--- START ---

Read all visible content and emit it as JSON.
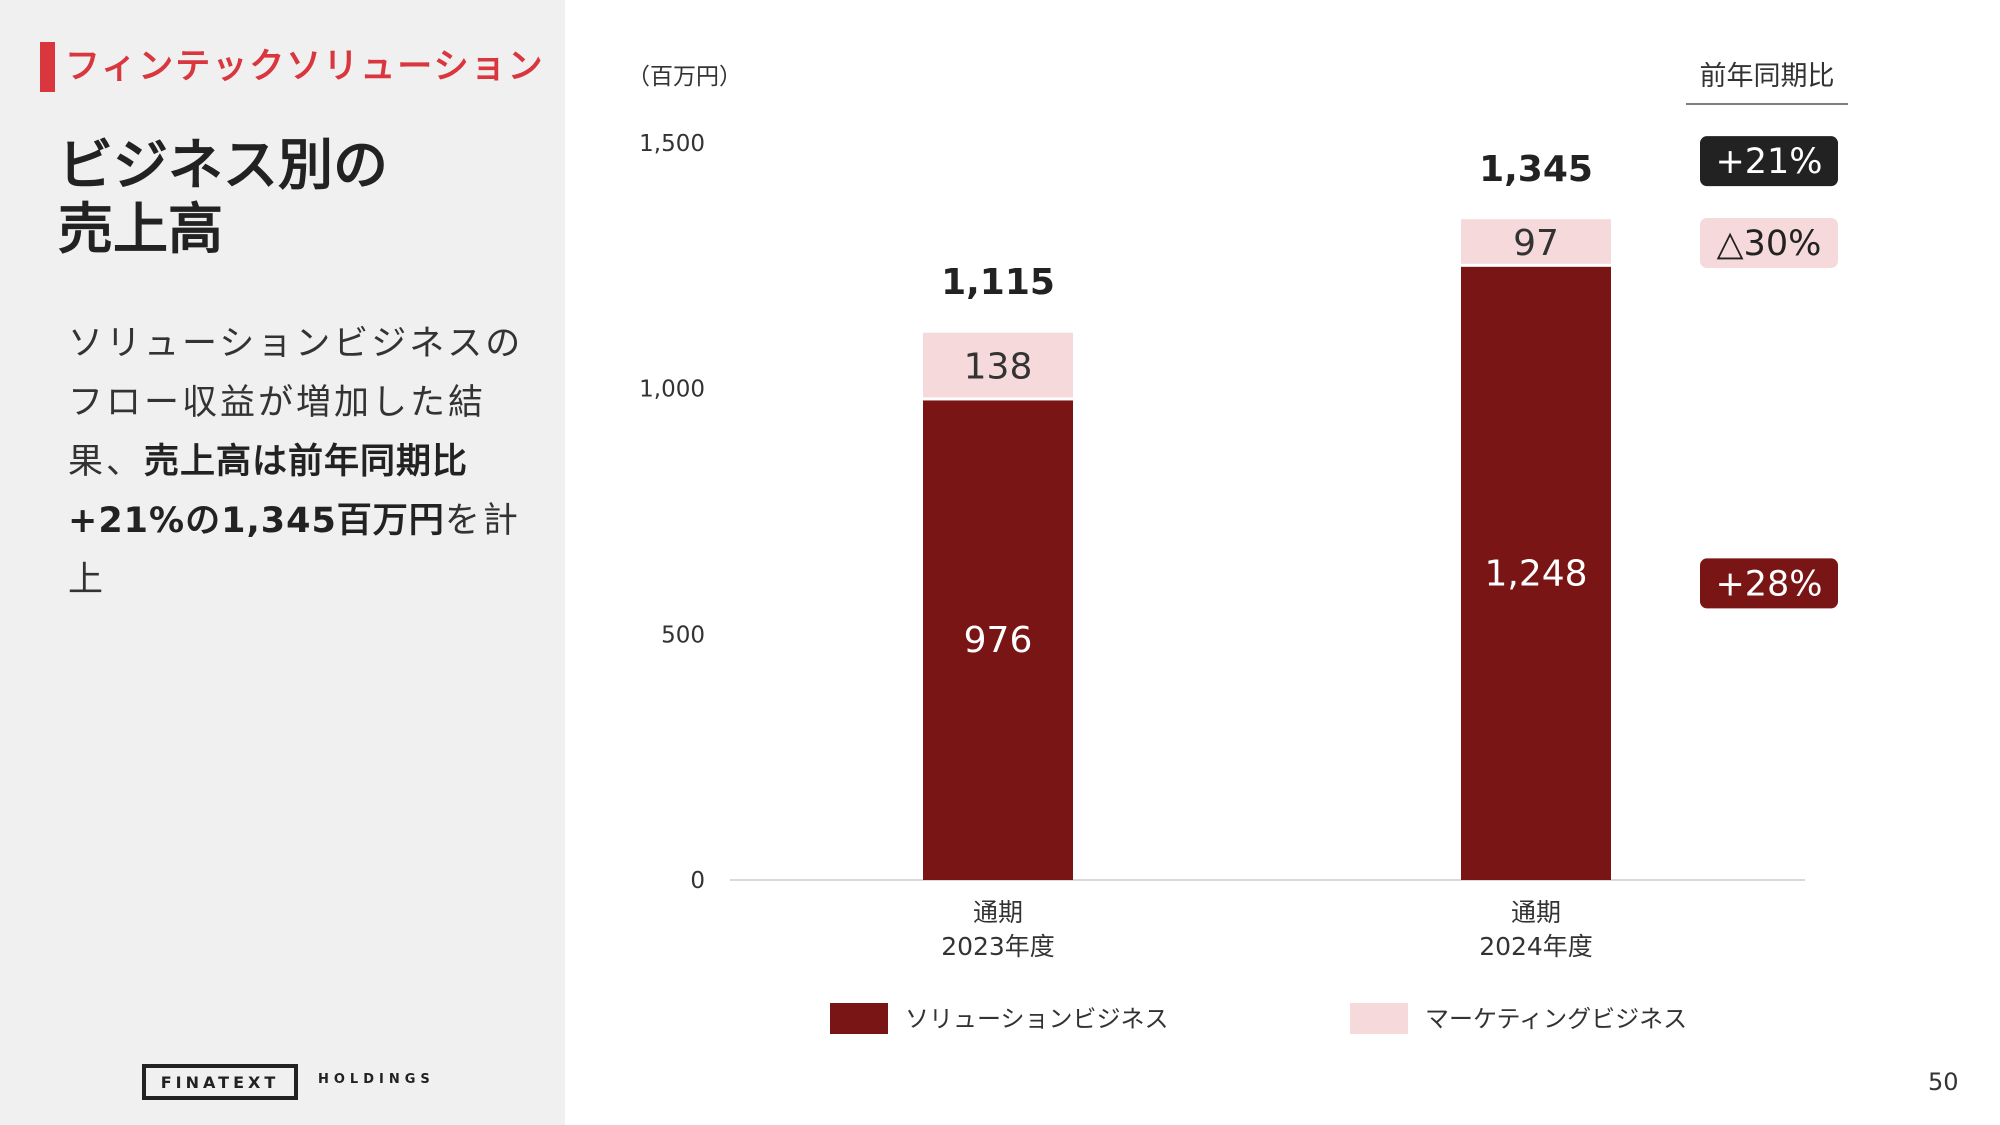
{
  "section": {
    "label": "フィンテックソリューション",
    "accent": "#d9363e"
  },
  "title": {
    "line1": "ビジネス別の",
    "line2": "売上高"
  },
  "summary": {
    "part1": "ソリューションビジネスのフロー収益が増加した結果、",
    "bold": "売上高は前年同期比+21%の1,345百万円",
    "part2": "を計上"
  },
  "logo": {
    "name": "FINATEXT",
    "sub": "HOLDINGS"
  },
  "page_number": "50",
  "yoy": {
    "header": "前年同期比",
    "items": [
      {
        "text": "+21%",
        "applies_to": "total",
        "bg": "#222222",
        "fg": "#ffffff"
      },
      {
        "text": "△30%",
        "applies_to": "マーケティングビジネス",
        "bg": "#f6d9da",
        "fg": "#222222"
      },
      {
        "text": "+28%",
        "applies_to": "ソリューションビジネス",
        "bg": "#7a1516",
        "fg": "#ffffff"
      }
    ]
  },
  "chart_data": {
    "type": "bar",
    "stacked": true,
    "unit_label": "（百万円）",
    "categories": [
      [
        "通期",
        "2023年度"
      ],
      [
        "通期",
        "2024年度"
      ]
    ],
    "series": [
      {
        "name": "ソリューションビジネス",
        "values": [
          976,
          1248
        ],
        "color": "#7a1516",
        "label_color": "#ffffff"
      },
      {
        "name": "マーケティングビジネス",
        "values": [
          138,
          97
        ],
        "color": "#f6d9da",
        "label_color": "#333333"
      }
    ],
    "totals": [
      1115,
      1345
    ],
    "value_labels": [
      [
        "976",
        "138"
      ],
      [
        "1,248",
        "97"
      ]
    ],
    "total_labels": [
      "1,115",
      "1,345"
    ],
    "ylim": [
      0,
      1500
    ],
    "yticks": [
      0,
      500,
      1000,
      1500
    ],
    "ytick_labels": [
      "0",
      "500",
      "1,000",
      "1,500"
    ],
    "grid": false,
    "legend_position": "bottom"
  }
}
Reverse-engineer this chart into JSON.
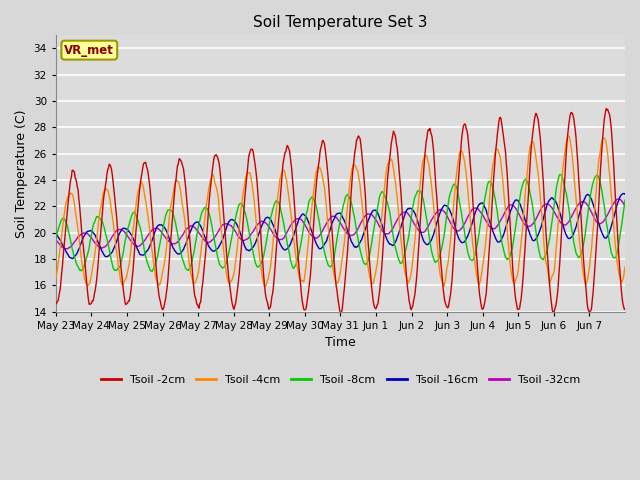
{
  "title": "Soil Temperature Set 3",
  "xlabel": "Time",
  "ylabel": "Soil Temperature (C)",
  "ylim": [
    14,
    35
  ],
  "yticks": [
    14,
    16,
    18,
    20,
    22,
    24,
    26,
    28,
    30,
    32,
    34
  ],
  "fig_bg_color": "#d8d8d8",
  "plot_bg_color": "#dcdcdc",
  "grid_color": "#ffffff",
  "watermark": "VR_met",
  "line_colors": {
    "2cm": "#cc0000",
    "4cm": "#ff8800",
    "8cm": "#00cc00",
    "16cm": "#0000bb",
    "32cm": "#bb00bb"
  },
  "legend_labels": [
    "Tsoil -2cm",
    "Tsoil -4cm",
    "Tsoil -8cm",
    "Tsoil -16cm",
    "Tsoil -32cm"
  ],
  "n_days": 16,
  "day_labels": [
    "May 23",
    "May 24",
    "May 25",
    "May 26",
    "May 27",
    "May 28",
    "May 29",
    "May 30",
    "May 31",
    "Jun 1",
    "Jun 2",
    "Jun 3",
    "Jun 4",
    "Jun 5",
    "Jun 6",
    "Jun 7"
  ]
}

--- END ---

* **TASK DIRECTIONS**
Give the number of lines in the entries above that include the string "マーケティングビジネス". No other output is expected.

* **SOLUTION FOR THIS PROBLEM**
2